Data provided:
________

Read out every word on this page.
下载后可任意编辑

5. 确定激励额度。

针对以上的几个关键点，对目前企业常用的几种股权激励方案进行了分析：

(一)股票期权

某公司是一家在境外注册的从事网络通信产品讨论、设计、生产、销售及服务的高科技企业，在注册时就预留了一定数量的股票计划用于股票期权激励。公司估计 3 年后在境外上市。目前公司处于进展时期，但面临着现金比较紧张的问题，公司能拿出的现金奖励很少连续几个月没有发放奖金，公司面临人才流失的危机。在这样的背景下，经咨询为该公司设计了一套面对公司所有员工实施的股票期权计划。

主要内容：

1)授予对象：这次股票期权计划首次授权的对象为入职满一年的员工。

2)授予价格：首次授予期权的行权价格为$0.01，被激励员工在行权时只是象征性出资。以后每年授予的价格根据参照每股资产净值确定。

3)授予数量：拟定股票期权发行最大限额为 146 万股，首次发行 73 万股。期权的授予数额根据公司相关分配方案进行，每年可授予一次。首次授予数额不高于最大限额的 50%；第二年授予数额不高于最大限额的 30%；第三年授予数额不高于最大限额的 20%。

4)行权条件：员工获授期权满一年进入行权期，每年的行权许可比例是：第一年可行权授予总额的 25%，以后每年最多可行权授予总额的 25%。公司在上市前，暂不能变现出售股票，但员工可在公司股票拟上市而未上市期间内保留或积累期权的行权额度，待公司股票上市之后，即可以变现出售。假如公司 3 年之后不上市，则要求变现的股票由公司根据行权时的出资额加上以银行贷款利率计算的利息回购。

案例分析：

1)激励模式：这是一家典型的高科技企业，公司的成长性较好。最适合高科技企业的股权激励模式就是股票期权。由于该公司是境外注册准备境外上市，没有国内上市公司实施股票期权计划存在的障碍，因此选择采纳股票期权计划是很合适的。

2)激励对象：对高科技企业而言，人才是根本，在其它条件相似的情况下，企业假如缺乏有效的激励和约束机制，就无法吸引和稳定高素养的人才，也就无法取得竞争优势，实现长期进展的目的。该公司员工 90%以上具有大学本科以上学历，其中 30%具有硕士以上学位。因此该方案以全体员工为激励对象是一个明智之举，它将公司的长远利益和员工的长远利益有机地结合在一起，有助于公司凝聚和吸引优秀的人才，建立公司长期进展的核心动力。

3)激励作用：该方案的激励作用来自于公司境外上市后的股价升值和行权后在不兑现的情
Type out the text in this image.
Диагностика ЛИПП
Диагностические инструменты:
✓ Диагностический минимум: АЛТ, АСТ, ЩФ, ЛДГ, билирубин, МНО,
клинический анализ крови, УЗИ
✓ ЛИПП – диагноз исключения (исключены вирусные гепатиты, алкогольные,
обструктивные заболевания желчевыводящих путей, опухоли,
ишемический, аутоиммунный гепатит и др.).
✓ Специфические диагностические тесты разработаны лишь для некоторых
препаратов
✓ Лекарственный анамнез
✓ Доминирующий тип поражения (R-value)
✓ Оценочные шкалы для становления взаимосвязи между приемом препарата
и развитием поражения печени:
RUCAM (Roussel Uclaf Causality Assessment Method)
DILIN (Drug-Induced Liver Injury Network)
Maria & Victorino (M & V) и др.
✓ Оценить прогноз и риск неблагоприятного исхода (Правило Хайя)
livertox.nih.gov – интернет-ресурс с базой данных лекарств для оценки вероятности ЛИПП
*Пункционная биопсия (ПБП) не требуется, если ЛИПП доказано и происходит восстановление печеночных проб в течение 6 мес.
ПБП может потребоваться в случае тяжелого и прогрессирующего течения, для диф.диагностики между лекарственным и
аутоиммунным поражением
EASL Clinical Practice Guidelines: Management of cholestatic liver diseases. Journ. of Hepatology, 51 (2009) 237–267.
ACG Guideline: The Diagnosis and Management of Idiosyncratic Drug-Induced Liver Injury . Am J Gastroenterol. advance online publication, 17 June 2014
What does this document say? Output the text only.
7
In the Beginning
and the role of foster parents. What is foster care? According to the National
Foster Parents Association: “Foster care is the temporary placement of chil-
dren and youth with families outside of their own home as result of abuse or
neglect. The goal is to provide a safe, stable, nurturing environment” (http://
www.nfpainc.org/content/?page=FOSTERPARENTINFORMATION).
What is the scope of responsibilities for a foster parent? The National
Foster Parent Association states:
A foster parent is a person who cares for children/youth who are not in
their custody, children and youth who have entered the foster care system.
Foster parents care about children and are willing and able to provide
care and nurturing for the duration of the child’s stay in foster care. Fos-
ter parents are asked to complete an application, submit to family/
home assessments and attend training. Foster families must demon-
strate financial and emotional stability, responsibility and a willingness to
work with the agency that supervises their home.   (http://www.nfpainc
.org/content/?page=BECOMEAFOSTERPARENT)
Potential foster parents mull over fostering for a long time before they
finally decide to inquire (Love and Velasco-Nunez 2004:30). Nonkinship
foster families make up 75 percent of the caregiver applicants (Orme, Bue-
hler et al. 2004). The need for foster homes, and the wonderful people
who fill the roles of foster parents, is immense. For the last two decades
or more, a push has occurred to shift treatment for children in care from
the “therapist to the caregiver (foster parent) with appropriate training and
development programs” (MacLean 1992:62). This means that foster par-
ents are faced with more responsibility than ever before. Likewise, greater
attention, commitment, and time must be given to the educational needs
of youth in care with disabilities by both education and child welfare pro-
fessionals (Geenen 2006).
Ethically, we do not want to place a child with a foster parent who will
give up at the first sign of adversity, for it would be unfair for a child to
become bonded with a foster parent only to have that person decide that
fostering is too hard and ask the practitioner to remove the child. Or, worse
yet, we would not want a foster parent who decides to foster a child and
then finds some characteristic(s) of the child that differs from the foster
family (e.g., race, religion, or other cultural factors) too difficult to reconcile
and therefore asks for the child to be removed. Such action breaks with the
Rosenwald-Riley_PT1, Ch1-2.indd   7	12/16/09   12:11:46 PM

________

Short task: Write out the whole listing again, exactly as it stands.

Correct result:
Read out every word on this page.
下载后可任意编辑

5. 确定激励额度。

针对以上的几个关键点，对目前企业常用的几种股权激励方案进行了分析：

(一)股票期权

某公司是一家在境外注册的从事网络通信产品讨论、设计、生产、销售及服务的高科技企业，在注册时就预留了一定数量的股票计划用于股票期权激励。公司估计 3 年后在境外上市。目前公司处于进展时期，但面临着现金比较紧张的问题，公司能拿出的现金奖励很少连续几个月没有发放奖金，公司面临人才流失的危机。在这样的背景下，经咨询为该公司设计了一套面对公司所有员工实施的股票期权计划。

主要内容：

1)授予对象：这次股票期权计划首次授权的对象为入职满一年的员工。

2)授予价格：首次授予期权的行权价格为$0.01，被激励员工在行权时只是象征性出资。以后每年授予的价格根据参照每股资产净值确定。

3)授予数量：拟定股票期权发行最大限额为 146 万股，首次发行 73 万股。期权的授予数额根据公司相关分配方案进行，每年可授予一次。首次授予数额不高于最大限额的 50%；第二年授予数额不高于最大限额的 30%；第三年授予数额不高于最大限额的 20%。

4)行权条件：员工获授期权满一年进入行权期，每年的行权许可比例是：第一年可行权授予总额的 25%，以后每年最多可行权授予总额的 25%。公司在上市前，暂不能变现出售股票，但员工可在公司股票拟上市而未上市期间内保留或积累期权的行权额度，待公司股票上市之后，即可以变现出售。假如公司 3 年之后不上市，则要求变现的股票由公司根据行权时的出资额加上以银行贷款利率计算的利息回购。

案例分析：

1)激励模式：这是一家典型的高科技企业，公司的成长性较好。最适合高科技企业的股权激励模式就是股票期权。由于该公司是境外注册准备境外上市，没有国内上市公司实施股票期权计划存在的障碍，因此选择采纳股票期权计划是很合适的。

2)激励对象：对高科技企业而言，人才是根本，在其它条件相似的情况下，企业假如缺乏有效的激励和约束机制，就无法吸引和稳定高素养的人才，也就无法取得竞争优势，实现长期进展的目的。该公司员工 90%以上具有大学本科以上学历，其中 30%具有硕士以上学位。因此该方案以全体员工为激励对象是一个明智之举，它将公司的长远利益和员工的长远利益有机地结合在一起，有助于公司凝聚和吸引优秀的人才，建立公司长期进展的核心动力。

3)激励作用：该方案的激励作用来自于公司境外上市后的股价升值和行权后在不兑现的情
Type out the text in this image.
Диагностика ЛИПП
Диагностические инструменты:
✓ Диагностический минимум: АЛТ, АСТ, ЩФ, ЛДГ, билирубин, МНО,
клинический анализ крови, УЗИ
✓ ЛИПП – диагноз исключения (исключены вирусные гепатиты, алкогольные,
обструктивные заболевания желчевыводящих путей, опухоли,
ишемический, аутоиммунный гепатит и др.).
✓ Специфические диагностические тесты разработаны лишь для некоторых
препаратов
✓ Лекарственный анамнез
✓ Доминирующий тип поражения (R-value)
✓ Оценочные шкалы для становления взаимосвязи между приемом препарата
и развитием поражения печени:
RUCAM (Roussel Uclaf Causality Assessment Method)
DILIN (Drug-Induced Liver Injury Network)
Maria & Victorino (M & V) и др.
✓ Оценить прогноз и риск неблагоприятного исхода (Правило Хайя)
livertox.nih.gov – интернет-ресурс с базой данных лекарств для оценки вероятности ЛИПП
*Пункционная биопсия (ПБП) не требуется, если ЛИПП доказано и происходит восстановление печеночных проб в течение 6 мес.
ПБП может потребоваться в случае тяжелого и прогрессирующего течения, для диф.диагностики между лекарственным и
аутоиммунным поражением
EASL Clinical Practice Guidelines: Management of cholestatic liver diseases. Journ. of Hepatology, 51 (2009) 237–267.
ACG Guideline: The Diagnosis and Management of Idiosyncratic Drug-Induced Liver Injury . Am J Gastroenterol. advance online publication, 17 June 2014
What does this document say? Output the text only.
7
In the Beginning
and the role of foster parents. What is foster care? According to the National
Foster Parents Association: “Foster care is the temporary placement of chil-
dren and youth with families outside of their own home as result of abuse or
neglect. The goal is to provide a safe, stable, nurturing environment” (http://
www.nfpainc.org/content/?page=FOSTERPARENTINFORMATION).
What is the scope of responsibilities for a foster parent? The National
Foster Parent Association states:
A foster parent is a person who cares for children/youth who are not in
their custody, children and youth who have entered the foster care system.
Foster parents care about children and are willing and able to provide
care and nurturing for the duration of the child’s stay in foster care. Fos-
ter parents are asked to complete an application, submit to family/
home assessments and attend training. Foster families must demon-
strate financial and emotional stability, responsibility and a willingness to
work with the agency that supervises their home.   (http://www.nfpainc
.org/content/?page=BECOMEAFOSTERPARENT)
Potential foster parents mull over fostering for a long time before they
finally decide to inquire (Love and Velasco-Nunez 2004:30). Nonkinship
foster families make up 75 percent of the caregiver applicants (Orme, Bue-
hler et al. 2004). The need for foster homes, and the wonderful people
who fill the roles of foster parents, is immense. For the last two decades
or more, a push has occurred to shift treatment for children in care from
the “therapist to the caregiver (foster parent) with appropriate training and
development programs” (MacLean 1992:62). This means that foster par-
ents are faced with more responsibility than ever before. Likewise, greater
attention, commitment, and time must be given to the educational needs
of youth in care with disabilities by both education and child welfare pro-
fessionals (Geenen 2006).
Ethically, we do not want to place a child with a foster parent who will
give up at the first sign of adversity, for it would be unfair for a child to
become bonded with a foster parent only to have that person decide that
fostering is too hard and ask the practitioner to remove the child. Or, worse
yet, we would not want a foster parent who decides to foster a child and
then finds some characteristic(s) of the child that differs from the foster
family (e.g., race, religion, or other cultural factors) too difficult to reconcile
and therefore asks for the child to be removed. Such action breaks with the
Rosenwald-Riley_PT1, Ch1-2.indd   7	12/16/09   12:11:46 PM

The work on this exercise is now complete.